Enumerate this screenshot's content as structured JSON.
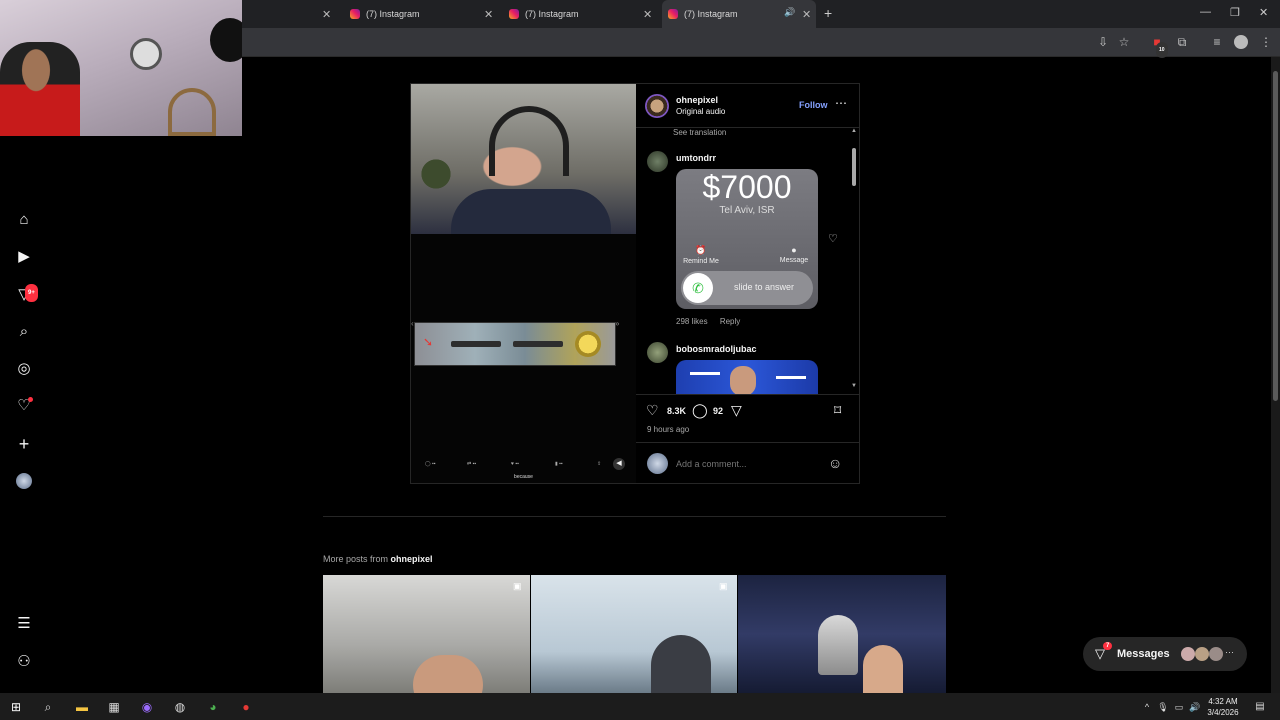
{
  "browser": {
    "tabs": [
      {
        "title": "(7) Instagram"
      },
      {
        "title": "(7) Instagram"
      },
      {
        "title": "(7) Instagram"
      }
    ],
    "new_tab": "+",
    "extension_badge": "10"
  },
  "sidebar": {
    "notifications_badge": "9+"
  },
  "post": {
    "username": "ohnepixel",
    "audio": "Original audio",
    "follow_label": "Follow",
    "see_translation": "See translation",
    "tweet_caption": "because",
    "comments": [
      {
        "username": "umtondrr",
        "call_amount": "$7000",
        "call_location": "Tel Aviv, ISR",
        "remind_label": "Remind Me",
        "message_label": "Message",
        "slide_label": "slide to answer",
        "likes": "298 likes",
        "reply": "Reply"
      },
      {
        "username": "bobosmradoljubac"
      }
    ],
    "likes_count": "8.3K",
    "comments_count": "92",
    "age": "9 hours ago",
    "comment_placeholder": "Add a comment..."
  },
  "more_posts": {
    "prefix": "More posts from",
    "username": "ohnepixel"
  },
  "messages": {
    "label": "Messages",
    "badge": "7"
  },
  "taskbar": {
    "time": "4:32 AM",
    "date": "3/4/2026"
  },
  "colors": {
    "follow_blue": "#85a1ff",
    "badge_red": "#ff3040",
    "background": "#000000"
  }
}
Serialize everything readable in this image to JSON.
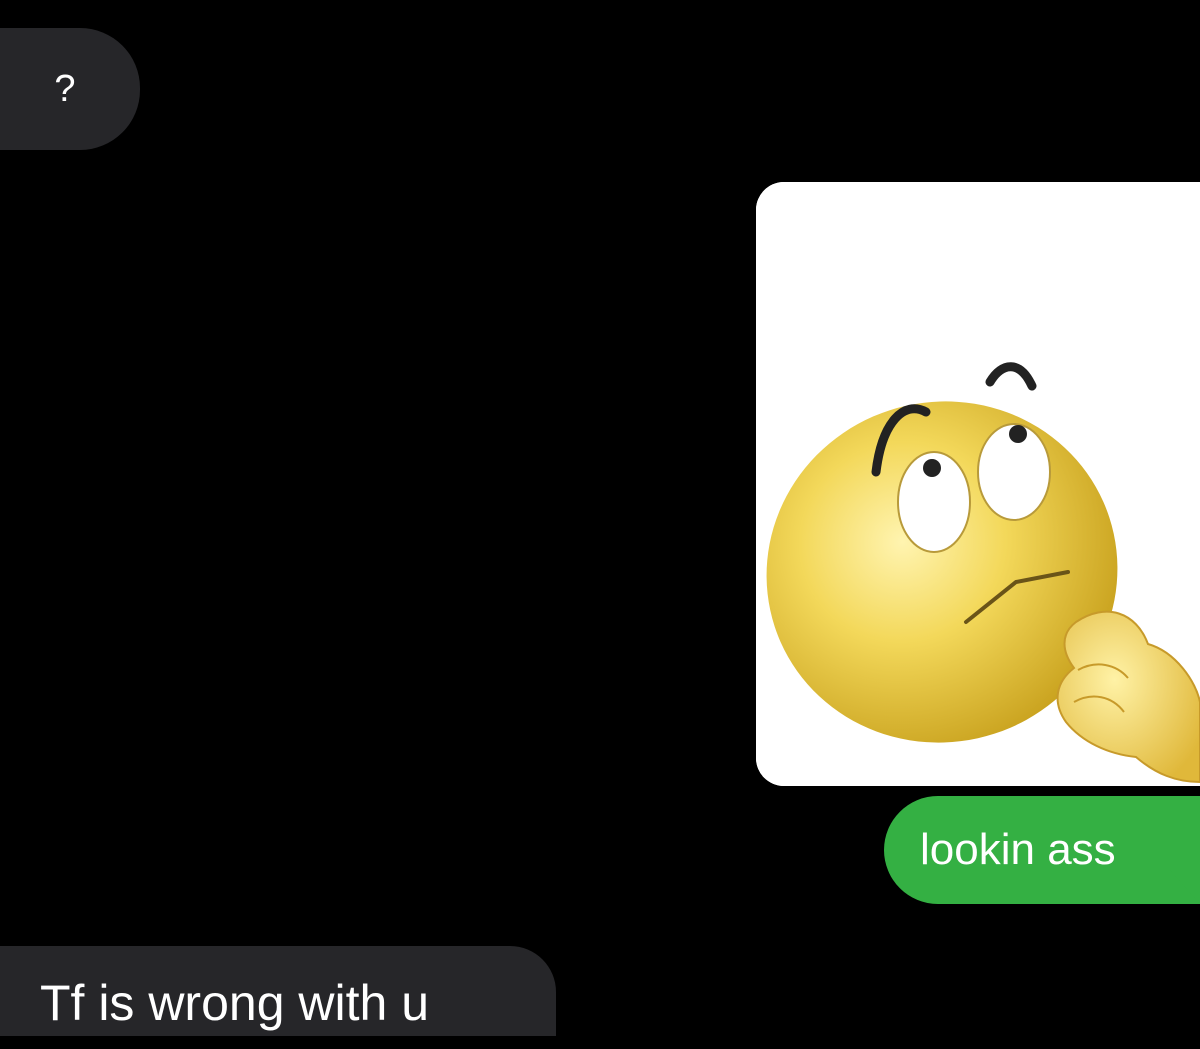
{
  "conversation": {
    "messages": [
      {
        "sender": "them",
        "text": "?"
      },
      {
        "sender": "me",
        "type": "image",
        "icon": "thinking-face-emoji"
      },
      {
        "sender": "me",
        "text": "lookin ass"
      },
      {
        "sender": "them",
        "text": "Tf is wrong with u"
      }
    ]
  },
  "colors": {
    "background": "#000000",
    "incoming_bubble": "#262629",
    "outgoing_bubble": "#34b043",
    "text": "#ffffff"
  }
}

Aim:
Go through the listing above and write it out again exactly, dropping the pictures.

Final result:
Enumerate this screenshot's content as structured JSON.
{
  "browser": {
    "tabs": [
      {
        "title": "(7) Instagram"
      },
      {
        "title": "(7) Instagram"
      },
      {
        "title": "(7) Instagram"
      }
    ],
    "new_tab": "+",
    "extension_badge": "10"
  },
  "sidebar": {
    "notifications_badge": "9+"
  },
  "post": {
    "username": "ohnepixel",
    "audio": "Original audio",
    "follow_label": "Follow",
    "see_translation": "See translation",
    "tweet_caption": "because",
    "comments": [
      {
        "username": "umtondrr",
        "call_amount": "$7000",
        "call_location": "Tel Aviv, ISR",
        "remind_label": "Remind Me",
        "message_label": "Message",
        "slide_label": "slide to answer",
        "likes": "298 likes",
        "reply": "Reply"
      },
      {
        "username": "bobosmradoljubac"
      }
    ],
    "likes_count": "8.3K",
    "comments_count": "92",
    "age": "9 hours ago",
    "comment_placeholder": "Add a comment..."
  },
  "more_posts": {
    "prefix": "More posts from",
    "username": "ohnepixel"
  },
  "messages": {
    "label": "Messages",
    "badge": "7"
  },
  "taskbar": {
    "time": "4:32 AM",
    "date": "3/4/2026"
  },
  "colors": {
    "follow_blue": "#85a1ff",
    "badge_red": "#ff3040",
    "background": "#000000"
  }
}
Serialize everything readable in this image to JSON.
{
  "conversation": {
    "messages": [
      {
        "sender": "them",
        "text": "?"
      },
      {
        "sender": "me",
        "type": "image",
        "icon": "thinking-face-emoji"
      },
      {
        "sender": "me",
        "text": "lookin ass"
      },
      {
        "sender": "them",
        "text": "Tf is wrong with u"
      }
    ]
  },
  "colors": {
    "background": "#000000",
    "incoming_bubble": "#262629",
    "outgoing_bubble": "#34b043",
    "text": "#ffffff"
  }
}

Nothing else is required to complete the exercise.